**RECORDS TO PROCESS**

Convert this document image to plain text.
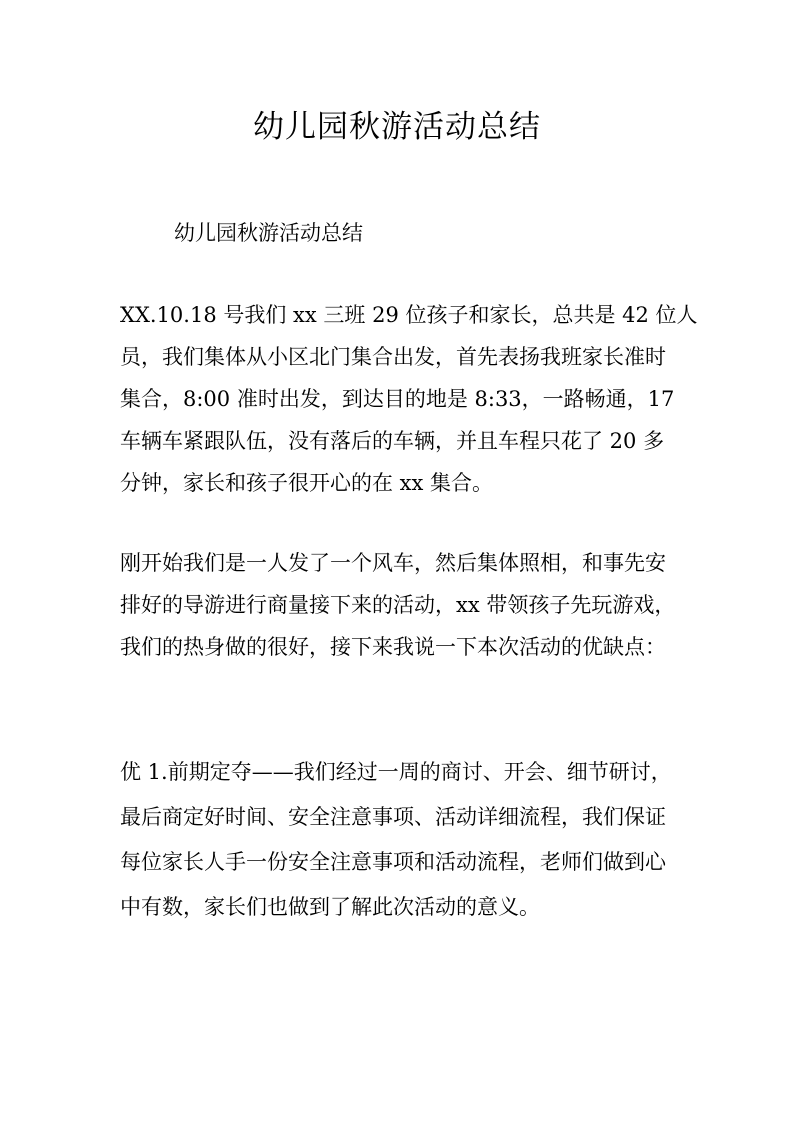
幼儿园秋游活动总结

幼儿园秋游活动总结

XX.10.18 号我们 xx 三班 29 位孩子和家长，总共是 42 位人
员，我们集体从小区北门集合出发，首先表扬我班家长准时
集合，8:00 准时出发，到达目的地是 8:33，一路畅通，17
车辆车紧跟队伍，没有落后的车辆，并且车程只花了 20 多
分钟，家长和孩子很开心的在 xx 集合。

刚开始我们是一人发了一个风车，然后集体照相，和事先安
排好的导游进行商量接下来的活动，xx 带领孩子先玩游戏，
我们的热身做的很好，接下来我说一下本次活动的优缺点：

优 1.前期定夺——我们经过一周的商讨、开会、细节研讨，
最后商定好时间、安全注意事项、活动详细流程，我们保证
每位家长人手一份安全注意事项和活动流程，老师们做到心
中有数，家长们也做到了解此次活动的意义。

---

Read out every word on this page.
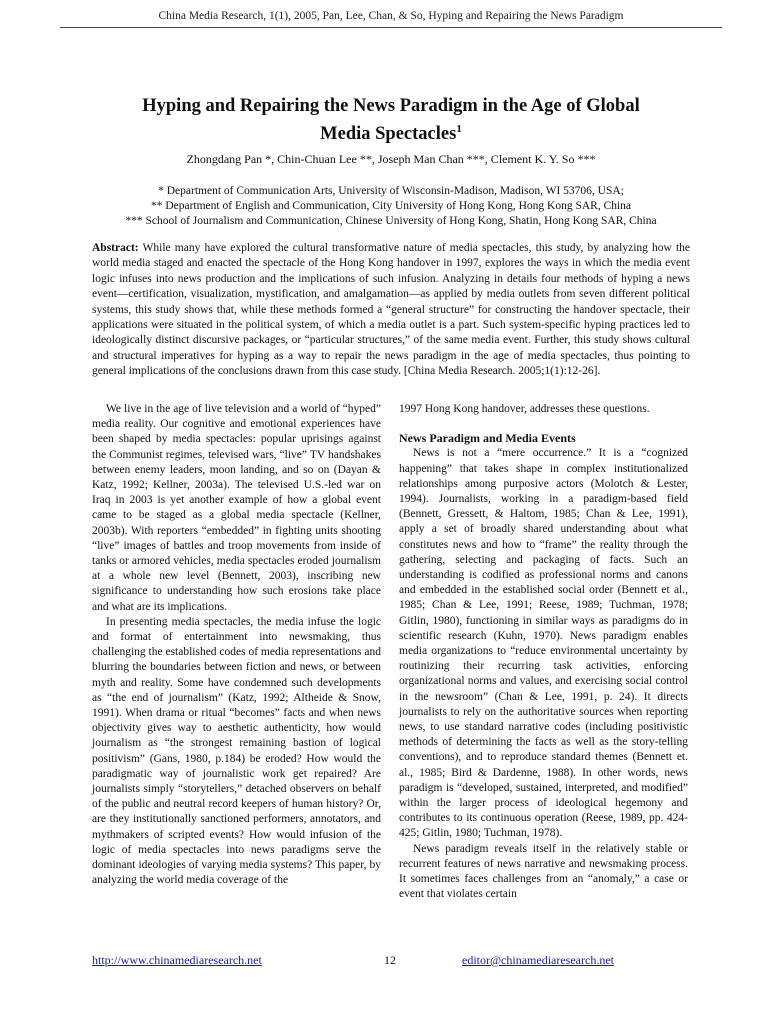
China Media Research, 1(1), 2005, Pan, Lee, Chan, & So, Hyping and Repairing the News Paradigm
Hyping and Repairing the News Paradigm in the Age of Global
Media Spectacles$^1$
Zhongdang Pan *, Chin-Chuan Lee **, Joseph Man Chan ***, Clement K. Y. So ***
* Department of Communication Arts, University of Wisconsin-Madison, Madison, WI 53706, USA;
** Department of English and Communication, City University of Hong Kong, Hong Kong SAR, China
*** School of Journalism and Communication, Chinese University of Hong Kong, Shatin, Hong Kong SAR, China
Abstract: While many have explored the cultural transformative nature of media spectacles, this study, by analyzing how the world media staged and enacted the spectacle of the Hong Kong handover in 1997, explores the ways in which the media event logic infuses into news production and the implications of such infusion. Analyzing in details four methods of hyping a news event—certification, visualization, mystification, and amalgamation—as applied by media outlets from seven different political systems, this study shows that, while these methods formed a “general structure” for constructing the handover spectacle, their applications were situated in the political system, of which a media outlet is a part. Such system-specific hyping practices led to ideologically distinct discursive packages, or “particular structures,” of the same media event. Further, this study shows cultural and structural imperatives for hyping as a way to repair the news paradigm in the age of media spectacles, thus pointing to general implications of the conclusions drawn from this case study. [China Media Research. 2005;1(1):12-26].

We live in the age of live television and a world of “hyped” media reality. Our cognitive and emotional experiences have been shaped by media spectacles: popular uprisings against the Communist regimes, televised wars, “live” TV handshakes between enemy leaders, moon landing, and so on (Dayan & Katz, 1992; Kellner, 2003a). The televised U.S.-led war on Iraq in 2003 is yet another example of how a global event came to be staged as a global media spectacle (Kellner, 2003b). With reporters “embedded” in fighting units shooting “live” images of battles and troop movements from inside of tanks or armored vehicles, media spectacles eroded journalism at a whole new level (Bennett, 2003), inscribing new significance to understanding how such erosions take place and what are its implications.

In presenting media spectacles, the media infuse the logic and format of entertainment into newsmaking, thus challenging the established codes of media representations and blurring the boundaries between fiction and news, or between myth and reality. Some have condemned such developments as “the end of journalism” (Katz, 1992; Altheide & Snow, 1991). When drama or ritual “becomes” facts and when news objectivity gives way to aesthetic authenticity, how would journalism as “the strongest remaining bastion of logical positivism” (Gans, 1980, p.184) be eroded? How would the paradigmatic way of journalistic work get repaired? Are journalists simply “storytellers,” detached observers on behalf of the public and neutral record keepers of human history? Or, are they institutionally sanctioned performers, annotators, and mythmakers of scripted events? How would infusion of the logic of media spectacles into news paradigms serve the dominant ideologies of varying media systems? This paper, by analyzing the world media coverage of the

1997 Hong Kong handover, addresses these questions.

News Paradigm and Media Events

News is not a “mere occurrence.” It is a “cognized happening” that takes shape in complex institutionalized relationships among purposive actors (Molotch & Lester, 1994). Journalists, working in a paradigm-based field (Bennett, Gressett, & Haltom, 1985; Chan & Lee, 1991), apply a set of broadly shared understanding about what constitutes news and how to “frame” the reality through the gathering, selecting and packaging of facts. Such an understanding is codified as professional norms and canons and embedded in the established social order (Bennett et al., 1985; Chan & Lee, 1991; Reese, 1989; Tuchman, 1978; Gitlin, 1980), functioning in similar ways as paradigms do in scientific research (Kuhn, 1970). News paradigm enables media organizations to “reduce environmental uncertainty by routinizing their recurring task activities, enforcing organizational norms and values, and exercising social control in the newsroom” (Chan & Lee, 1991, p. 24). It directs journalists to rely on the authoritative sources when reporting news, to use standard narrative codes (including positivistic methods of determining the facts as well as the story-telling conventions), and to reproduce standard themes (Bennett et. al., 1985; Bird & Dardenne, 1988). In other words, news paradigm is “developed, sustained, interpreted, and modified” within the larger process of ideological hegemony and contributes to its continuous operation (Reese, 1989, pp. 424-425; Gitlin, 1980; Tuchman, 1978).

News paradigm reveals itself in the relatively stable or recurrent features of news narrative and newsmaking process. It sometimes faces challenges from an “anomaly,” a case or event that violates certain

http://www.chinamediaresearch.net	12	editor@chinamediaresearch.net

**THE EXERCISE**
Tally how many lines of the records hold the word "Department". Answer with the number only.

**EXERCISE SOLUTION**
2